__YOUR GOAL__: Look through the material below for "frontowej". Copy every line that contains it.
========
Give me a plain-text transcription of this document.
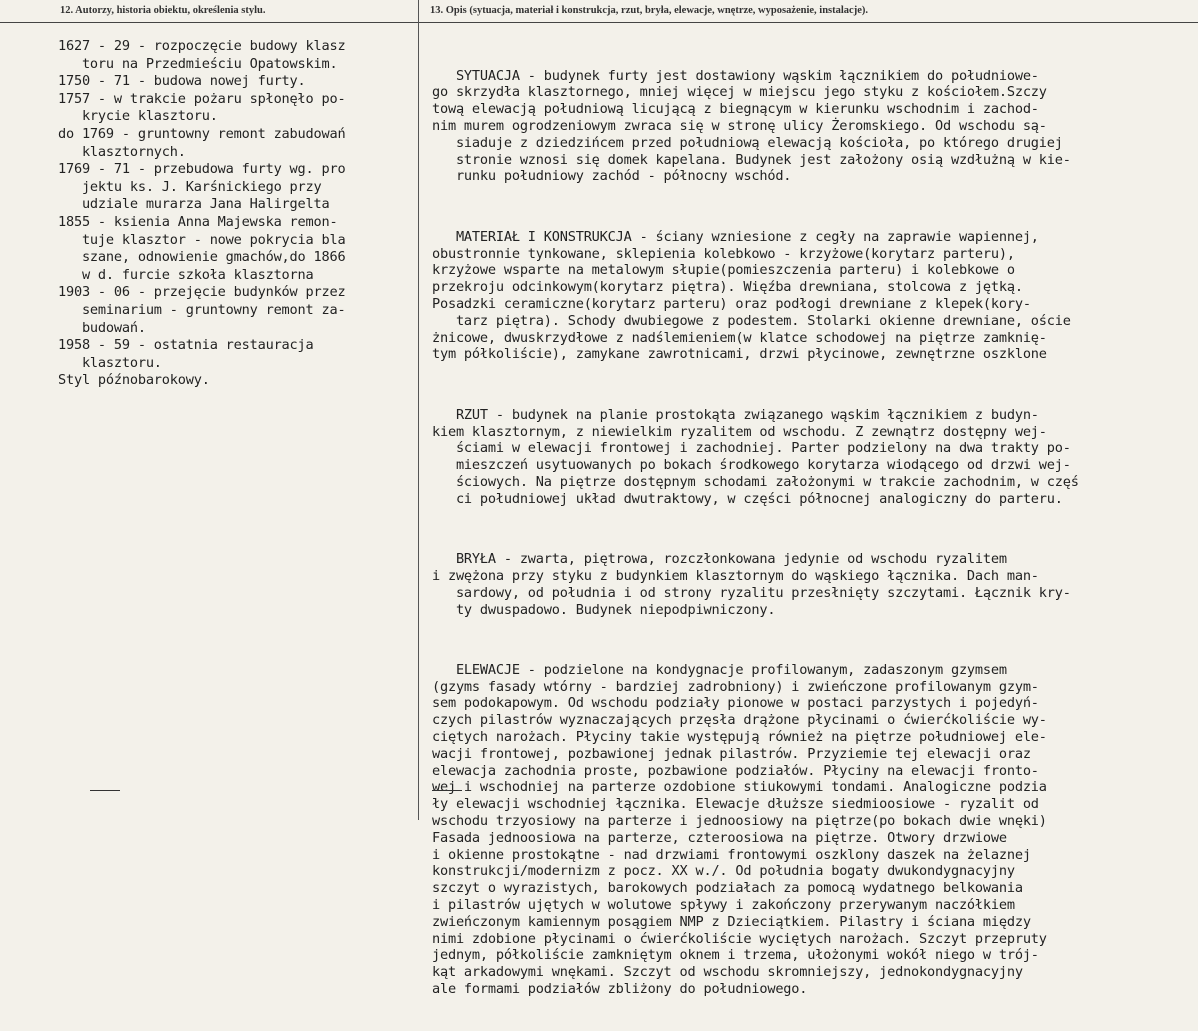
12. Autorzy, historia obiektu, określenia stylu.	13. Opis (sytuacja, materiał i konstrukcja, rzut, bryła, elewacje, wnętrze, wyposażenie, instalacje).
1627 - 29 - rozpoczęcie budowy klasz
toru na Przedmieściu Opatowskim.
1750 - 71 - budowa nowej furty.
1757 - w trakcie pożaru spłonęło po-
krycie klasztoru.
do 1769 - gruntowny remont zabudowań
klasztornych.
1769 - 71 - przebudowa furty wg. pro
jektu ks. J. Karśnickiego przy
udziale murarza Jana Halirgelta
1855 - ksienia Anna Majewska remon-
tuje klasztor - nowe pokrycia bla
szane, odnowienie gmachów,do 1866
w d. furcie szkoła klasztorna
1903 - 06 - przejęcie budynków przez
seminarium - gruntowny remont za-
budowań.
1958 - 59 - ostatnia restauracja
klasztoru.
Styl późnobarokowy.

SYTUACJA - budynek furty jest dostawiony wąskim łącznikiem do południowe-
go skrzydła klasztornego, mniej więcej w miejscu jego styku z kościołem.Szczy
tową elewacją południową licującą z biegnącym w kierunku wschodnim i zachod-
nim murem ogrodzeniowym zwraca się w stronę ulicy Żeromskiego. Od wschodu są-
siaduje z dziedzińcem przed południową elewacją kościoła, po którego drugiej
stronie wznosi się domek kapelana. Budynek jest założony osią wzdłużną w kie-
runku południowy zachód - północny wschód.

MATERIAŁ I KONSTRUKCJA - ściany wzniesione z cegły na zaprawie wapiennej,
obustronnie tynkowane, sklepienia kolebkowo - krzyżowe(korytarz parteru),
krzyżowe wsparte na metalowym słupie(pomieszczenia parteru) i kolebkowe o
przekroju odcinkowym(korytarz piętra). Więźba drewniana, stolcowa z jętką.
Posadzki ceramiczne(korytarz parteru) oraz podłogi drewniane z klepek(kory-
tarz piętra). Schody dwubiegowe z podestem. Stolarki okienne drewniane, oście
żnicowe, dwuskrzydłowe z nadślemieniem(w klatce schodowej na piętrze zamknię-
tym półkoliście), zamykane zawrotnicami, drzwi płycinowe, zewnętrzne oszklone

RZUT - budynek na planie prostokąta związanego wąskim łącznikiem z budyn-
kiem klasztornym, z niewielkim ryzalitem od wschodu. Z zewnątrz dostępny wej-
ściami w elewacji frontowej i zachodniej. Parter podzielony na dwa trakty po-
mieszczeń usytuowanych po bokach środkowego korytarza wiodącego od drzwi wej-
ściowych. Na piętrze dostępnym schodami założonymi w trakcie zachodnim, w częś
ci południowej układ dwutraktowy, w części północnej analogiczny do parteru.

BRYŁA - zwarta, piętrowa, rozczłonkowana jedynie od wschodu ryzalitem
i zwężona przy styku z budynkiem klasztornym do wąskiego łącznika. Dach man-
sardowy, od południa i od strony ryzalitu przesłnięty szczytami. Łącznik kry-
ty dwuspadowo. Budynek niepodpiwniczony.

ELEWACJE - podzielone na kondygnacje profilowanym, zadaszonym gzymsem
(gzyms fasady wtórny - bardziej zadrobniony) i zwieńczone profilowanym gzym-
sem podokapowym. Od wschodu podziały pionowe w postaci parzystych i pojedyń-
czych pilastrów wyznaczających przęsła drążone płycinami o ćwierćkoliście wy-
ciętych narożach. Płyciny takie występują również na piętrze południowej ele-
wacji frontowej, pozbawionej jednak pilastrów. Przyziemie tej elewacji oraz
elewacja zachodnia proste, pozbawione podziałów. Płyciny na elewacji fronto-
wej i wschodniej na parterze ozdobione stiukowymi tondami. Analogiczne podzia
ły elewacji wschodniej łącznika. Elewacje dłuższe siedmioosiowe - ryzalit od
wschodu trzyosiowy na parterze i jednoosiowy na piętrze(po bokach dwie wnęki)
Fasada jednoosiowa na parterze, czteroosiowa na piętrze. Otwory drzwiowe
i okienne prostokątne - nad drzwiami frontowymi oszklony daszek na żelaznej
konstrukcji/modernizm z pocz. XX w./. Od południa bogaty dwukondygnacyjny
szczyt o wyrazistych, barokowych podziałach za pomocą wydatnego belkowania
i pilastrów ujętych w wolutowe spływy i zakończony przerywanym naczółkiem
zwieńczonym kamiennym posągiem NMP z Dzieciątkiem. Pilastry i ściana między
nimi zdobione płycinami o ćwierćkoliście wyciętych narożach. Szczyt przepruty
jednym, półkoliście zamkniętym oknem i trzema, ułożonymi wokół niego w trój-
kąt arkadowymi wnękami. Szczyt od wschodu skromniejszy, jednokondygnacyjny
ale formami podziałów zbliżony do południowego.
========
__FULL OUTPUT__:
ściami w elewacji frontowej i zachodniej. Parter podzielony na dwa trakty po-
wacji frontowej, pozbawionej jednak pilastrów. Przyziemie tej elewacji oraz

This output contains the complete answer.